Find each line in the following listing that has the string "Petra", then state the count and nothing else.

Begin

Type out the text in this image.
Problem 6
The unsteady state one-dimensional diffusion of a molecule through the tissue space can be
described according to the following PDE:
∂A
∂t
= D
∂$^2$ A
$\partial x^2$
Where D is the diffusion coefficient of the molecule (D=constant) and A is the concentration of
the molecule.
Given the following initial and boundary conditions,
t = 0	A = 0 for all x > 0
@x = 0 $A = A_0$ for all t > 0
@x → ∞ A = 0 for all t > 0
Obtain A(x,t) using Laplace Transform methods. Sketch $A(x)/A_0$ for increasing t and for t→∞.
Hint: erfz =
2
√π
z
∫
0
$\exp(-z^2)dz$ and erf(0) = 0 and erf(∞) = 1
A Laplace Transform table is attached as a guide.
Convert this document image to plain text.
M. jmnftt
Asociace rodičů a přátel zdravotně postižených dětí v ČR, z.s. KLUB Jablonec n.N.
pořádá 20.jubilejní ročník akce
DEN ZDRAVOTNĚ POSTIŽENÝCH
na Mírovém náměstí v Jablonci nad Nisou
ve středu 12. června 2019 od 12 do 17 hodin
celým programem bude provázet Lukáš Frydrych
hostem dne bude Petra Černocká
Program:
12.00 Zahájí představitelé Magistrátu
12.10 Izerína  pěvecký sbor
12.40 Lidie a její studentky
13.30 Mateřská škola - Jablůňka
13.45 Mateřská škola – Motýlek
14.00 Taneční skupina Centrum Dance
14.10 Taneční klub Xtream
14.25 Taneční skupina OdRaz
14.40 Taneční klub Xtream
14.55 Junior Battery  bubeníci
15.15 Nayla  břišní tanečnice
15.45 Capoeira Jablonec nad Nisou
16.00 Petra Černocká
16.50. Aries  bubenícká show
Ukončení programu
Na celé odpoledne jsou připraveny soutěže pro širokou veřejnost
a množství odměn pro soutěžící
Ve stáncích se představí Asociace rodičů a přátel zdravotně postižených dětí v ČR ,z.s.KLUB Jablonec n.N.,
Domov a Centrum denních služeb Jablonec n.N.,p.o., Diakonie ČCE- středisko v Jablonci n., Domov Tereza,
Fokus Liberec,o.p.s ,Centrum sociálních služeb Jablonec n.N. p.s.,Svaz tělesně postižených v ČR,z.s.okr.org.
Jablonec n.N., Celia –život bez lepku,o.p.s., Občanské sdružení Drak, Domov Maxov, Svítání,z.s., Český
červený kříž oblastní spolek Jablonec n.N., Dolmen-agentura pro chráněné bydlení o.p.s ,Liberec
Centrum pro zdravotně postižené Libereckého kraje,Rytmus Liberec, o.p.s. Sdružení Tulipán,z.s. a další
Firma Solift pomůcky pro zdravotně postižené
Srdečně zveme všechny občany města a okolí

End

## Answer to the exercise:
2